Dataset rows about figures
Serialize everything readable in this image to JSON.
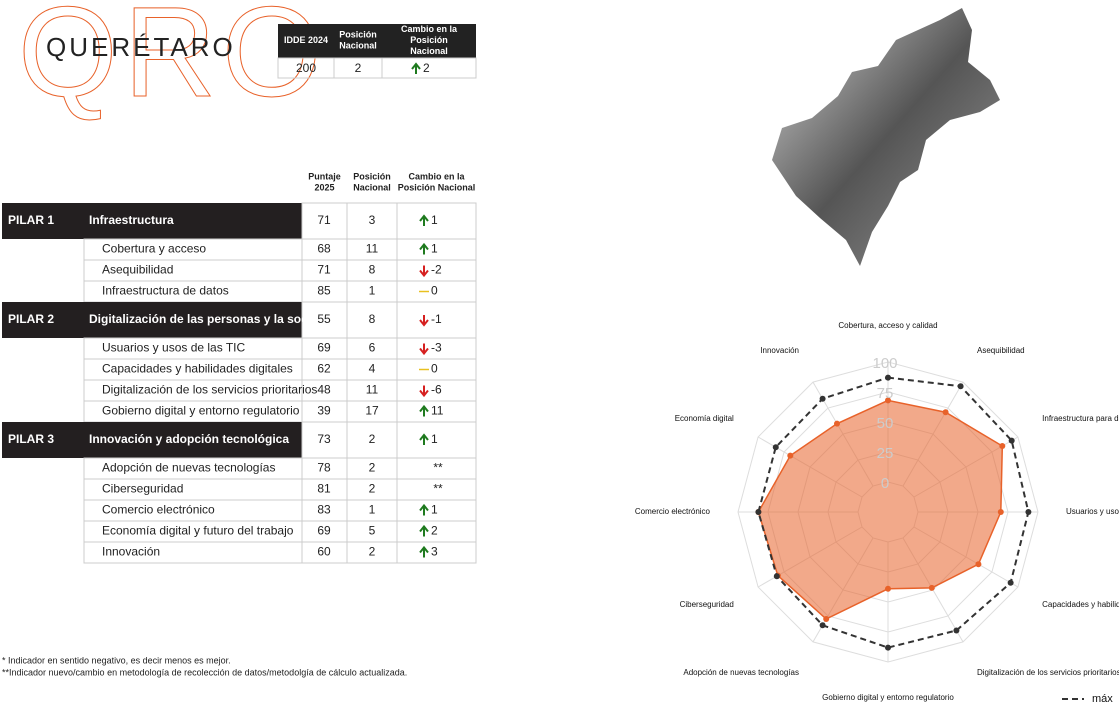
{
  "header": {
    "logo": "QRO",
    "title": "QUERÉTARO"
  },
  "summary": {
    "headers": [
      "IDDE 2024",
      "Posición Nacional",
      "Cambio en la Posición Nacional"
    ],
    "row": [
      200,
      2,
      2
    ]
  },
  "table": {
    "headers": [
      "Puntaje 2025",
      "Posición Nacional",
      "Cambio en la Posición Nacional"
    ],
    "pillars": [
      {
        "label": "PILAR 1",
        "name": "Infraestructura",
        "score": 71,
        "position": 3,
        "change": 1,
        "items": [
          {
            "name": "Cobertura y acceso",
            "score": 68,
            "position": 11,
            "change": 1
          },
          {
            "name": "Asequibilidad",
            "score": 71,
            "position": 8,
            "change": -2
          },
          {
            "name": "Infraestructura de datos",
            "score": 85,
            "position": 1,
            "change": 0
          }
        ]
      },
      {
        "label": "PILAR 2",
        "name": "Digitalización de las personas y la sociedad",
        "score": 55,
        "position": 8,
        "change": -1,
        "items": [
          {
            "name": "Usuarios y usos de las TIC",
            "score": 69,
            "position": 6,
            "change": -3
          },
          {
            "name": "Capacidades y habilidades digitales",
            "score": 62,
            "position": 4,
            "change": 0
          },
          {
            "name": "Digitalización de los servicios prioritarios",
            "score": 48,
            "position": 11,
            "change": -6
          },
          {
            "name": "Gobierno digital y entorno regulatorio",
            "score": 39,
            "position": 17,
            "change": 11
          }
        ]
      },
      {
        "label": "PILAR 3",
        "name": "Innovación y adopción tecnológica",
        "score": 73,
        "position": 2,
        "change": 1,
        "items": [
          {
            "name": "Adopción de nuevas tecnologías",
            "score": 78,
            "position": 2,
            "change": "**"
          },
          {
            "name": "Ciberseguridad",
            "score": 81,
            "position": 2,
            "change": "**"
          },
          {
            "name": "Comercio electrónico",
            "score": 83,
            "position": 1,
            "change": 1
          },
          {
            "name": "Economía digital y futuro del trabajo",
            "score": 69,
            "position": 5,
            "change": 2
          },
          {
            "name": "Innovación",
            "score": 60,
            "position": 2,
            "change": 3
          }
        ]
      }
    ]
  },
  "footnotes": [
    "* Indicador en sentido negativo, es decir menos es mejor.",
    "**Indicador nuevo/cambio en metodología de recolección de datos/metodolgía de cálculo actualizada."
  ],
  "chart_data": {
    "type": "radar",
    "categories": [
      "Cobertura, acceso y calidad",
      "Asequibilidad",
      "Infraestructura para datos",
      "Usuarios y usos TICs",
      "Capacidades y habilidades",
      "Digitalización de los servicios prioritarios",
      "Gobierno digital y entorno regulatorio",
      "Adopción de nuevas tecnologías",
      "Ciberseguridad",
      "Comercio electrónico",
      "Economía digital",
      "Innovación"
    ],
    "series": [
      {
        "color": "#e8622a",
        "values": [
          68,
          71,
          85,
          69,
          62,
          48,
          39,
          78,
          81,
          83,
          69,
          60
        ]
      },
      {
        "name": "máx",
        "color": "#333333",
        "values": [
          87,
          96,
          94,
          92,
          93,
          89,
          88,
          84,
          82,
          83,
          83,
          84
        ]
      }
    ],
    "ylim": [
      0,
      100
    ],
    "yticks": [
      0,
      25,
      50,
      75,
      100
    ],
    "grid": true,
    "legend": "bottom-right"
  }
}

# WHAT YOU NEED TO DO
Make a word-for-word copy of the entries, without any pictures.

# TASK ANSWER
Serialize everything readable in this image to JSON.
{
  "header": {
    "logo": "QRO",
    "title": "QUERÉTARO"
  },
  "summary": {
    "headers": [
      "IDDE 2024",
      "Posición Nacional",
      "Cambio en la Posición Nacional"
    ],
    "row": [
      200,
      2,
      2
    ]
  },
  "table": {
    "headers": [
      "Puntaje 2025",
      "Posición Nacional",
      "Cambio en la Posición Nacional"
    ],
    "pillars": [
      {
        "label": "PILAR 1",
        "name": "Infraestructura",
        "score": 71,
        "position": 3,
        "change": 1,
        "items": [
          {
            "name": "Cobertura y acceso",
            "score": 68,
            "position": 11,
            "change": 1
          },
          {
            "name": "Asequibilidad",
            "score": 71,
            "position": 8,
            "change": -2
          },
          {
            "name": "Infraestructura de datos",
            "score": 85,
            "position": 1,
            "change": 0
          }
        ]
      },
      {
        "label": "PILAR 2",
        "name": "Digitalización de las personas y la sociedad",
        "score": 55,
        "position": 8,
        "change": -1,
        "items": [
          {
            "name": "Usuarios y usos de las TIC",
            "score": 69,
            "position": 6,
            "change": -3
          },
          {
            "name": "Capacidades y habilidades digitales",
            "score": 62,
            "position": 4,
            "change": 0
          },
          {
            "name": "Digitalización de los servicios prioritarios",
            "score": 48,
            "position": 11,
            "change": -6
          },
          {
            "name": "Gobierno digital y entorno regulatorio",
            "score": 39,
            "position": 17,
            "change": 11
          }
        ]
      },
      {
        "label": "PILAR 3",
        "name": "Innovación y adopción tecnológica",
        "score": 73,
        "position": 2,
        "change": 1,
        "items": [
          {
            "name": "Adopción de nuevas tecnologías",
            "score": 78,
            "position": 2,
            "change": "**"
          },
          {
            "name": "Ciberseguridad",
            "score": 81,
            "position": 2,
            "change": "**"
          },
          {
            "name": "Comercio electrónico",
            "score": 83,
            "position": 1,
            "change": 1
          },
          {
            "name": "Economía digital y futuro del trabajo",
            "score": 69,
            "position": 5,
            "change": 2
          },
          {
            "name": "Innovación",
            "score": 60,
            "position": 2,
            "change": 3
          }
        ]
      }
    ]
  },
  "footnotes": [
    "* Indicador en sentido negativo, es decir menos es mejor.",
    "**Indicador nuevo/cambio en metodología de recolección de datos/metodolgía de cálculo actualizada."
  ],
  "chart_data": {
    "type": "radar",
    "categories": [
      "Cobertura, acceso y calidad",
      "Asequibilidad",
      "Infraestructura para datos",
      "Usuarios y usos TICs",
      "Capacidades y habilidades",
      "Digitalización de los servicios prioritarios",
      "Gobierno digital y entorno regulatorio",
      "Adopción de nuevas tecnologías",
      "Ciberseguridad",
      "Comercio electrónico",
      "Economía digital",
      "Innovación"
    ],
    "series": [
      {
        "color": "#e8622a",
        "values": [
          68,
          71,
          85,
          69,
          62,
          48,
          39,
          78,
          81,
          83,
          69,
          60
        ]
      },
      {
        "name": "máx",
        "color": "#333333",
        "values": [
          87,
          96,
          94,
          92,
          93,
          89,
          88,
          84,
          82,
          83,
          83,
          84
        ]
      }
    ],
    "ylim": [
      0,
      100
    ],
    "yticks": [
      0,
      25,
      50,
      75,
      100
    ],
    "grid": true,
    "legend": "bottom-right"
  }
}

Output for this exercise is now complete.